** BEGIN **
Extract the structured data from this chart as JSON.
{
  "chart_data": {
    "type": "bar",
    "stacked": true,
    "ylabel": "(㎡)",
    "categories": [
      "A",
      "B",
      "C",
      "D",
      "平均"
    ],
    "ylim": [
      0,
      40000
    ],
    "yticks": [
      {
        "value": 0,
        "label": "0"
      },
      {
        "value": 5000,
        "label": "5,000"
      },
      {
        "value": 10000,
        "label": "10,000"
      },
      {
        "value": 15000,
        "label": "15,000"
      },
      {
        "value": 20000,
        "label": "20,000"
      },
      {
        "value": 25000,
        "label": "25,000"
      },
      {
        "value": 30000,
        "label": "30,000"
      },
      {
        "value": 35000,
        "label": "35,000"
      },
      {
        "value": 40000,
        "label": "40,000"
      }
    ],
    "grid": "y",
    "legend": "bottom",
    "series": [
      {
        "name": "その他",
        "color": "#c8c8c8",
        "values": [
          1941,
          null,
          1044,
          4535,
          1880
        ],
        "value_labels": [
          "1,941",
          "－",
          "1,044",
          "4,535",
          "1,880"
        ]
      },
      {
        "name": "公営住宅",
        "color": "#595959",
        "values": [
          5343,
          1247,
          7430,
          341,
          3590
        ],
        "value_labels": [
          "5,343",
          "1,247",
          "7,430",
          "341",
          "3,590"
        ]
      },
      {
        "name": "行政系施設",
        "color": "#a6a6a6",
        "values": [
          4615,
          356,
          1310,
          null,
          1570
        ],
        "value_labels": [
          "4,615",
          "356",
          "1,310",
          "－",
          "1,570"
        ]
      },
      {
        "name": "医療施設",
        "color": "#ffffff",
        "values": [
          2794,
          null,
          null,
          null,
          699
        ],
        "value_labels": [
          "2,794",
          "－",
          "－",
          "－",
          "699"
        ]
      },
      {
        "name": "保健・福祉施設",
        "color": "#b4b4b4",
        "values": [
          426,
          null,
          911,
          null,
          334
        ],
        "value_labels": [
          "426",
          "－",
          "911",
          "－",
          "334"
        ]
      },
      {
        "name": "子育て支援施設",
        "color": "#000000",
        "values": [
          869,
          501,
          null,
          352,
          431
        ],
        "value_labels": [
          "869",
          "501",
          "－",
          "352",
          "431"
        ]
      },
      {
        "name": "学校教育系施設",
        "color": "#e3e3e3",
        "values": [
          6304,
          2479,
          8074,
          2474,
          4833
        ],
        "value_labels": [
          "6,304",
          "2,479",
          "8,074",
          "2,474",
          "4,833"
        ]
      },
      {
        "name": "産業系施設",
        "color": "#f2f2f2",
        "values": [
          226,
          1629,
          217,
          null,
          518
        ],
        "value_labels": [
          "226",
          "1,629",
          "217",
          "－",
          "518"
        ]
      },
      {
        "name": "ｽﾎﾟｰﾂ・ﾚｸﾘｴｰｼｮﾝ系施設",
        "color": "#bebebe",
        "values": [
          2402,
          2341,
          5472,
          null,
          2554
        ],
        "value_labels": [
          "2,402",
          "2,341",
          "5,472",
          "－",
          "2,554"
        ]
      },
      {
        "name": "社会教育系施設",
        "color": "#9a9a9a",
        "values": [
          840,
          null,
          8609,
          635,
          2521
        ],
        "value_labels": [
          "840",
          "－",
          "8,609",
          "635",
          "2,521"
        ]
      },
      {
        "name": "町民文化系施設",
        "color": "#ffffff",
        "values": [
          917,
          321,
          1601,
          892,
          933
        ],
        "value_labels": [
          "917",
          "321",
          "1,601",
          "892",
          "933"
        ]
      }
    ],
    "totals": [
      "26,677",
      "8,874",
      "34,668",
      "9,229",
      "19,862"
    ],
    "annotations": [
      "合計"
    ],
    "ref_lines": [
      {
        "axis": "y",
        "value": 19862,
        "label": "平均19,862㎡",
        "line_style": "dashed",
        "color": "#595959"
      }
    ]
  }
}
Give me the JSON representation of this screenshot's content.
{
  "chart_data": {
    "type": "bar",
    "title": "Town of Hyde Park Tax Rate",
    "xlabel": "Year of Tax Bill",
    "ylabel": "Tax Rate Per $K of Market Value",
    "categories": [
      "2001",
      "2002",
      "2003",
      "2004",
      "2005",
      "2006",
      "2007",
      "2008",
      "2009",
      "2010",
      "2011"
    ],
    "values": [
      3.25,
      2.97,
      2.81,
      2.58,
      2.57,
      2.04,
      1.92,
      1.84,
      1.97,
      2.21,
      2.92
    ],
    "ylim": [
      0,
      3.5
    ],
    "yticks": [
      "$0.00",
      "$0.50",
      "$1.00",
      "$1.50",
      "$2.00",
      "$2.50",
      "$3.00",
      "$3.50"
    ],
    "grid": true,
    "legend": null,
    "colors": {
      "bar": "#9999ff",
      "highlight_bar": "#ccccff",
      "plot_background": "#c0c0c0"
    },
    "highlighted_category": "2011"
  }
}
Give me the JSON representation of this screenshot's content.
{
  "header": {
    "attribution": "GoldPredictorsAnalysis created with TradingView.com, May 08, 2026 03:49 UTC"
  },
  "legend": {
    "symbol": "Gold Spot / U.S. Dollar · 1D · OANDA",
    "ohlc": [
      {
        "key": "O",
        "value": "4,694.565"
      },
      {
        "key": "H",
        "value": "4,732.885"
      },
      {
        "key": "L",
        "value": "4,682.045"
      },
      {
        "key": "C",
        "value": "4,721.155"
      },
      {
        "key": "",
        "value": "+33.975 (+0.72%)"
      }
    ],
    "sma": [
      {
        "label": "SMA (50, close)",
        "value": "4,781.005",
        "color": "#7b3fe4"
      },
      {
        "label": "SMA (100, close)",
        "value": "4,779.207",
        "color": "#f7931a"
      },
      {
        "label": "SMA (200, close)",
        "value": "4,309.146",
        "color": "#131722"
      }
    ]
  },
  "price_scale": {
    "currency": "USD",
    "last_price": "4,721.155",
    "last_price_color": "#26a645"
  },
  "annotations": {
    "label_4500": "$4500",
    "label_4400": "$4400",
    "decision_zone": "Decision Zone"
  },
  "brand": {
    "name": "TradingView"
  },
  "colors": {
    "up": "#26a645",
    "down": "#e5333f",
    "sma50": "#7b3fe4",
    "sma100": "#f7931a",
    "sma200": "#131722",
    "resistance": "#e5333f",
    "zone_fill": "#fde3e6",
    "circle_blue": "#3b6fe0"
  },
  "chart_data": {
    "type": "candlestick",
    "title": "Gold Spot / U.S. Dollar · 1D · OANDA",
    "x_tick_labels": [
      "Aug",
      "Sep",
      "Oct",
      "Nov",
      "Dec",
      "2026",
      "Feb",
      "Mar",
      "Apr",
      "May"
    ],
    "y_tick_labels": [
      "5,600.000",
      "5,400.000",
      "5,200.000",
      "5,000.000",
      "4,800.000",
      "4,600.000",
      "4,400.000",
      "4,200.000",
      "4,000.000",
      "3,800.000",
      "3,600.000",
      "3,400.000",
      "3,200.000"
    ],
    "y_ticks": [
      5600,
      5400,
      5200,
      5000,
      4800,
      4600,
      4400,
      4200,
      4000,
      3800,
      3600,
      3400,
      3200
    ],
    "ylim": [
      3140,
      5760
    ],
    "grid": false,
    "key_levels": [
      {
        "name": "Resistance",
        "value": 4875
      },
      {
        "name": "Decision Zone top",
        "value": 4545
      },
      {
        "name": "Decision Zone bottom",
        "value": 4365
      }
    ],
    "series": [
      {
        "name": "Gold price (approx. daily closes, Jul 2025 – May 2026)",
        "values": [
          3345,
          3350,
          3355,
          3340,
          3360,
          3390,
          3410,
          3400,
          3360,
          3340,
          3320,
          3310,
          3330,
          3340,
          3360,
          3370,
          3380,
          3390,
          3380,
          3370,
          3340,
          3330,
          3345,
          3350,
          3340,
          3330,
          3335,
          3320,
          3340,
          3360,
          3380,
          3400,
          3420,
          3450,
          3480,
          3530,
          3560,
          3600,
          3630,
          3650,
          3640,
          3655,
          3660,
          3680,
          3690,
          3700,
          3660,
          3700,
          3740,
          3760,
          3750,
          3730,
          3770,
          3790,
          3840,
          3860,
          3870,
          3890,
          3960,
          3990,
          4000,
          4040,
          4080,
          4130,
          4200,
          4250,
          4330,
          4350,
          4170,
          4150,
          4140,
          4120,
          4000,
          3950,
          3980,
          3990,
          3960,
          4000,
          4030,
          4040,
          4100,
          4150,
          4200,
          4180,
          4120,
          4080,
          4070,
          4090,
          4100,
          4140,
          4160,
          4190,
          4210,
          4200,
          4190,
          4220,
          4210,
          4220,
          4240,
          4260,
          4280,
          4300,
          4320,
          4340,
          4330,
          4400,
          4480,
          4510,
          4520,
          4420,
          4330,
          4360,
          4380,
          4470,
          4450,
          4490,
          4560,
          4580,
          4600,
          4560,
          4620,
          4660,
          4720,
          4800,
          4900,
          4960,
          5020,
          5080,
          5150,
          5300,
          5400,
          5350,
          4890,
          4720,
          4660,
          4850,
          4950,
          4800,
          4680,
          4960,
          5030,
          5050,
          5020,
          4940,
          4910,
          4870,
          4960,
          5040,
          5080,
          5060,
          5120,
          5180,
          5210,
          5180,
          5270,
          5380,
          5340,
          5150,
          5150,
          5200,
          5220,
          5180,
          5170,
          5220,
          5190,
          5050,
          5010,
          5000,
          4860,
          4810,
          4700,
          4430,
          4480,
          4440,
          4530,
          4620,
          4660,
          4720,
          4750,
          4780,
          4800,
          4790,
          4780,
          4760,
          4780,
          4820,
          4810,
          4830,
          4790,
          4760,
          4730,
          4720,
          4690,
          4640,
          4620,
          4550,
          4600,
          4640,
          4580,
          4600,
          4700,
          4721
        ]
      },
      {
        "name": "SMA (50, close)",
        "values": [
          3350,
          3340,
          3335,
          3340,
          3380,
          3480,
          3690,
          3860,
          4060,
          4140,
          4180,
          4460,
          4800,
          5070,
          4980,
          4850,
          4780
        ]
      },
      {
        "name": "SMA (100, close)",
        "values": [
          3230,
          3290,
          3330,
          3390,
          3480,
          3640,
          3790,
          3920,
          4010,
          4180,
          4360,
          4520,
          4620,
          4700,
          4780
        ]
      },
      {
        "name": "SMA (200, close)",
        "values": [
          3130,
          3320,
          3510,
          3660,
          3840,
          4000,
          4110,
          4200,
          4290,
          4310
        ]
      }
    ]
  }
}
** END **
Objective
Scan the material above for the string "Spot" and return the lines that hold it.

Complete output
    "symbol": "Gold Spot / U.S. Dollar · 1D · OANDA",
    "title": "Gold Spot / U.S. Dollar · 1D · OANDA",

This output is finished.